• _What needs to be done_:
Make a tally of the lines in the records that include the string "content", and give only that number.
------ Provided information ------
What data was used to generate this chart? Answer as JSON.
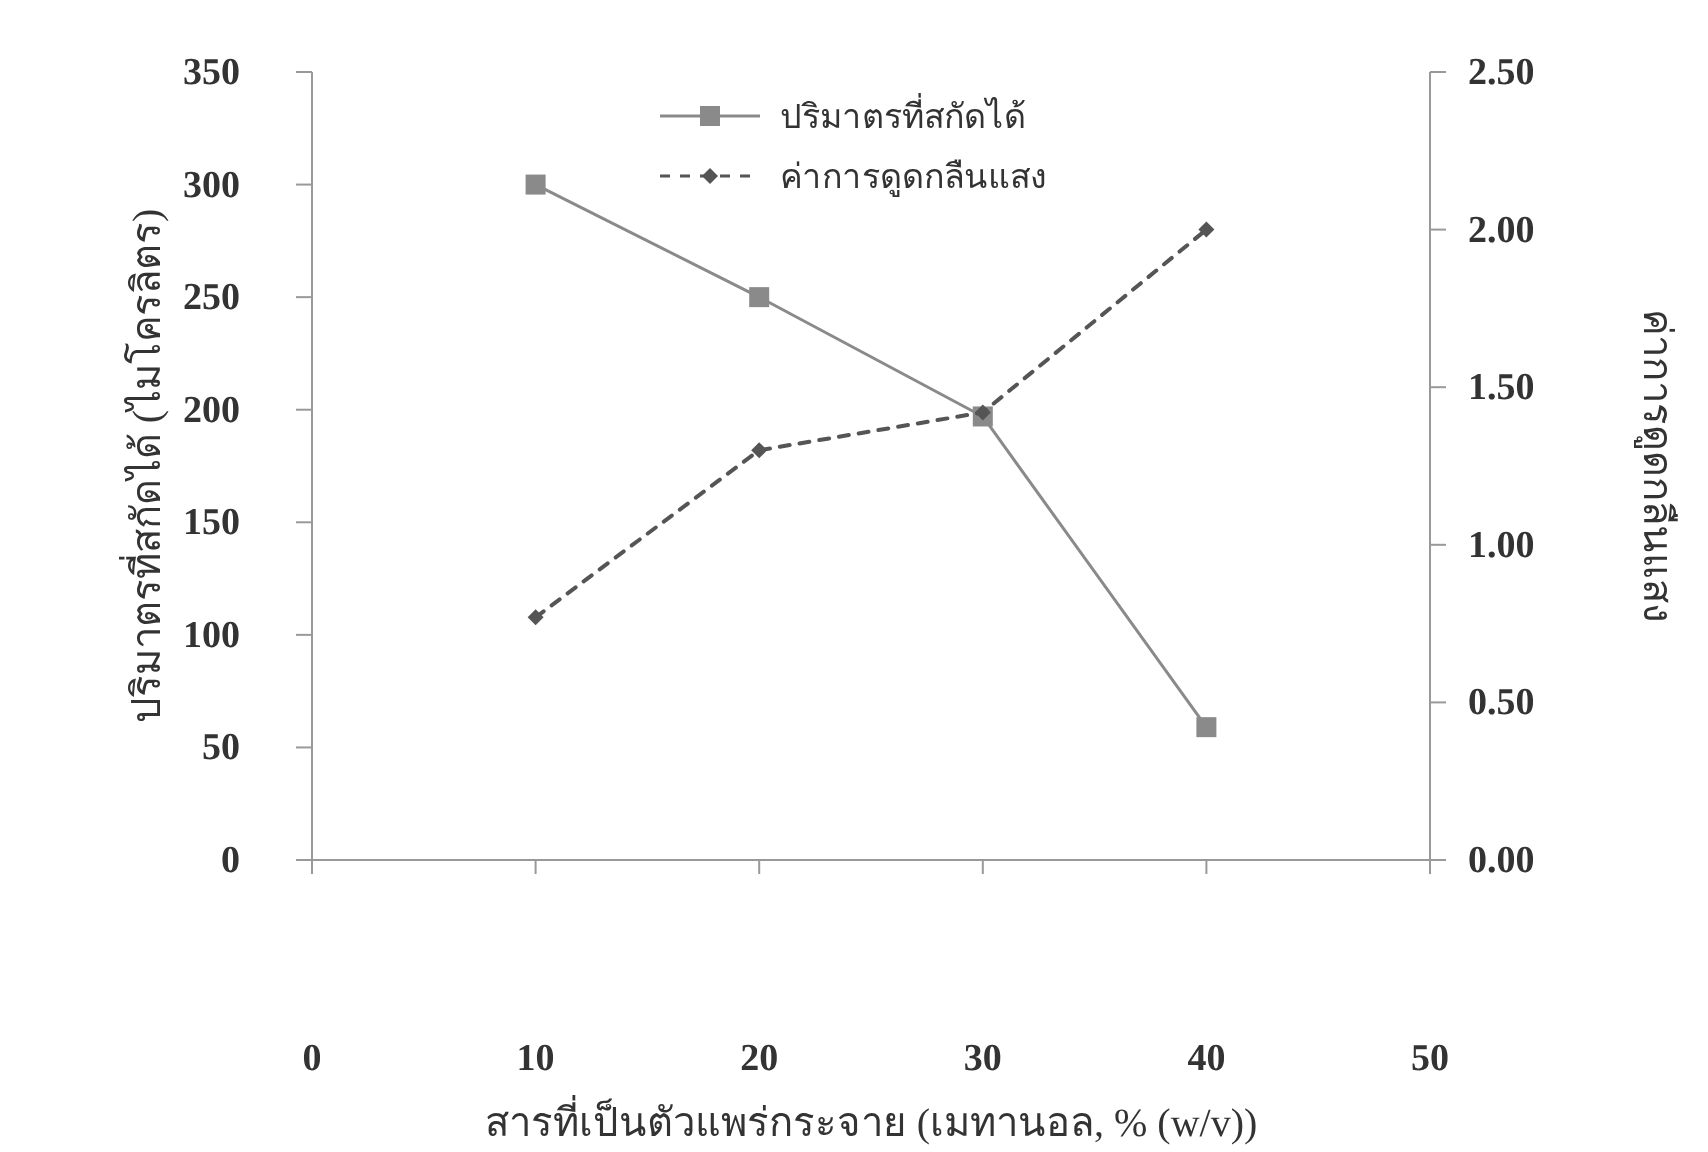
{
  "chart_data": {
    "type": "line",
    "xlabel": "สารที่เป็นตัวแพร่กระจาย (เมทานอล, % (w/v))",
    "ylabel": "ปริมาตรที่สกัดได้ (ไมโครลิตร)",
    "y2label": "ค่าการดูดกลืนแสง",
    "x": [
      10,
      20,
      30,
      40
    ],
    "xlim": [
      0,
      50
    ],
    "xticks": [
      0,
      10,
      20,
      30,
      40,
      50
    ],
    "ylim": [
      0,
      350
    ],
    "yticks": [
      0,
      50,
      100,
      150,
      200,
      250,
      300,
      350
    ],
    "y2lim": [
      0,
      2.5
    ],
    "y2ticks": [
      {
        "value": 0,
        "label": "0.00"
      },
      {
        "value": 0.5,
        "label": "0.50"
      },
      {
        "value": 1,
        "label": "1.00"
      },
      {
        "value": 1.5,
        "label": "1.50"
      },
      {
        "value": 2,
        "label": "2.00"
      },
      {
        "value": 2.5,
        "label": "2.50"
      }
    ],
    "series": [
      {
        "name": "ปริมาตรที่สกัดได้",
        "color": "#8a8a8a",
        "values": [
          300,
          250,
          197,
          59
        ],
        "marker": "square",
        "line_style": "solid"
      },
      {
        "name": "ค่าการดูดกลืนแสง",
        "color": "#555555",
        "values": [
          0.77,
          1.3,
          1.42,
          2.0
        ],
        "axis": "y2",
        "marker": "diamond",
        "line_style": "dashed"
      }
    ],
    "legend": "top",
    "grid": false
  }
}
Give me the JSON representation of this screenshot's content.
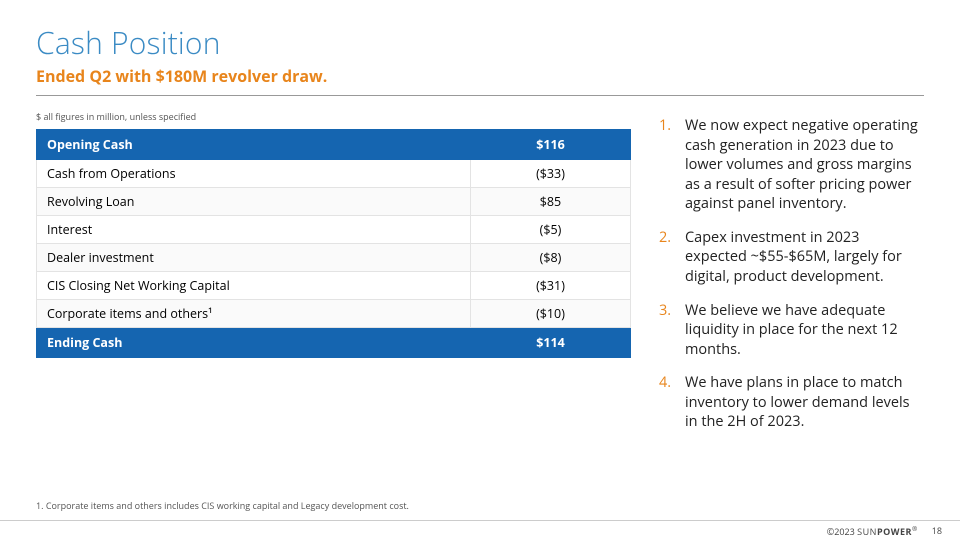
{
  "title": "Cash Position",
  "subtitle": "Ended Q2 with $180M revolver draw.",
  "figures_note": "$ all figures in million, unless specified",
  "colors": {
    "title": "#3b8bc4",
    "accent_orange": "#e8851c",
    "table_header_bg": "#1565b0",
    "table_header_text": "#ffffff",
    "text": "#222222",
    "rule": "#999999"
  },
  "table": {
    "header": {
      "label": "Opening Cash",
      "value": "$116"
    },
    "rows": [
      {
        "label": "Cash from Operations",
        "value": "($33)"
      },
      {
        "label": "Revolving Loan",
        "value": "$85"
      },
      {
        "label": "Interest",
        "value": "($5)"
      },
      {
        "label": "Dealer investment",
        "value": "($8)"
      },
      {
        "label": "CIS Closing Net Working Capital",
        "value": "($31)"
      },
      {
        "label": "Corporate items and others¹",
        "value": "($10)"
      }
    ],
    "footer": {
      "label": "Ending Cash",
      "value": "$114"
    }
  },
  "bullets": [
    "We now expect negative operating cash generation in 2023 due to lower volumes and gross margins as a result of softer pricing power against panel inventory.",
    "Capex investment in 2023 expected ~$55-$65M, largely for digital, product development.",
    "We believe we have adequate liquidity in place for the next 12 months.",
    "We have plans in place to match inventory to lower demand levels in the 2H of 2023."
  ],
  "footnote": "1.    Corporate items and others includes CIS working capital and Legacy development cost.",
  "footer": {
    "copyright": "©2023",
    "brand_light": "SUN",
    "brand_bold": "POWER",
    "reg": "®",
    "page": "18"
  }
}
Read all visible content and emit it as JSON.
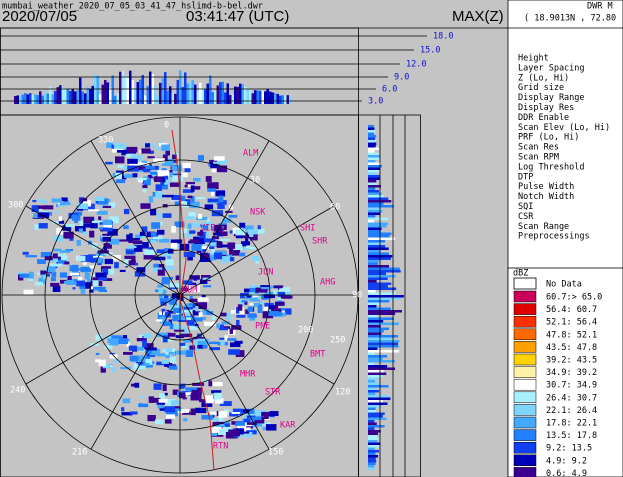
{
  "header": {
    "filename": "mumbai_weather_2020_07_05_03_41_47_hslimd-b-bel.dwr",
    "date": "2020/07/05",
    "time": "03:41:47 (UTC)",
    "product": "MAX(Z)"
  },
  "info_panel": {
    "title": "DWR M",
    "location": "( 18.9013N , 72.80",
    "parameters": [
      "Height",
      "Layer Spacing",
      "Z (Lo, Hi)",
      "Grid size",
      "Display Range",
      "Display Res",
      "DDR Enable",
      "Scan Elev (Lo, Hi)",
      "PRF (Lo, Hi)",
      "Scan Res",
      "Scan RPM",
      "Log Threshold",
      "DTP",
      "Pulse Width",
      "Notch Width",
      "SQI",
      "CSR",
      "Scan Range",
      "Preprocessings"
    ]
  },
  "height_scale": [
    "18.0",
    "15.0",
    "12.0",
    "9.0",
    "6.0",
    "3.0"
  ],
  "azimuth_labels": [
    "0",
    "30",
    "60",
    "90",
    "120",
    "150",
    "210",
    "240",
    "300",
    "330"
  ],
  "range_labels": [
    "250",
    "200"
  ],
  "stations": [
    "ALM",
    "NSK",
    "VIE",
    "SHI",
    "SHR",
    "JUN",
    "AHG",
    "MUM",
    "PNE",
    "BMT",
    "MHR",
    "STR",
    "KAR",
    "RTN"
  ],
  "legend": {
    "unit": "dBZ",
    "no_data": "No Data",
    "rows": [
      {
        "range": "60.7:> 65.0",
        "color": "#c8005a"
      },
      {
        "range": "56.4: 60.7",
        "color": "#e00000"
      },
      {
        "range": "52.1: 56.4",
        "color": "#ff3000"
      },
      {
        "range": "47.8: 52.1",
        "color": "#ff6a00"
      },
      {
        "range": "43.5: 47.8",
        "color": "#ffa000"
      },
      {
        "range": "39.2: 43.5",
        "color": "#ffd200"
      },
      {
        "range": "34.9: 39.2",
        "color": "#fff2a8"
      },
      {
        "range": "30.7: 34.9",
        "color": "#ffffff"
      },
      {
        "range": "26.4: 30.7",
        "color": "#a8f0ff"
      },
      {
        "range": "22.1: 26.4",
        "color": "#7ed6ff"
      },
      {
        "range": "17.8: 22.1",
        "color": "#44a8ff"
      },
      {
        "range": "13.5: 17.8",
        "color": "#2280ff"
      },
      {
        "range": "9.2: 13.5",
        "color": "#1040f0"
      },
      {
        "range": "4.9: 9.2",
        "color": "#0000b8"
      },
      {
        "range": "0.6: 4.9",
        "color": "#3a0090"
      }
    ]
  }
}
------
• _Task result_:
2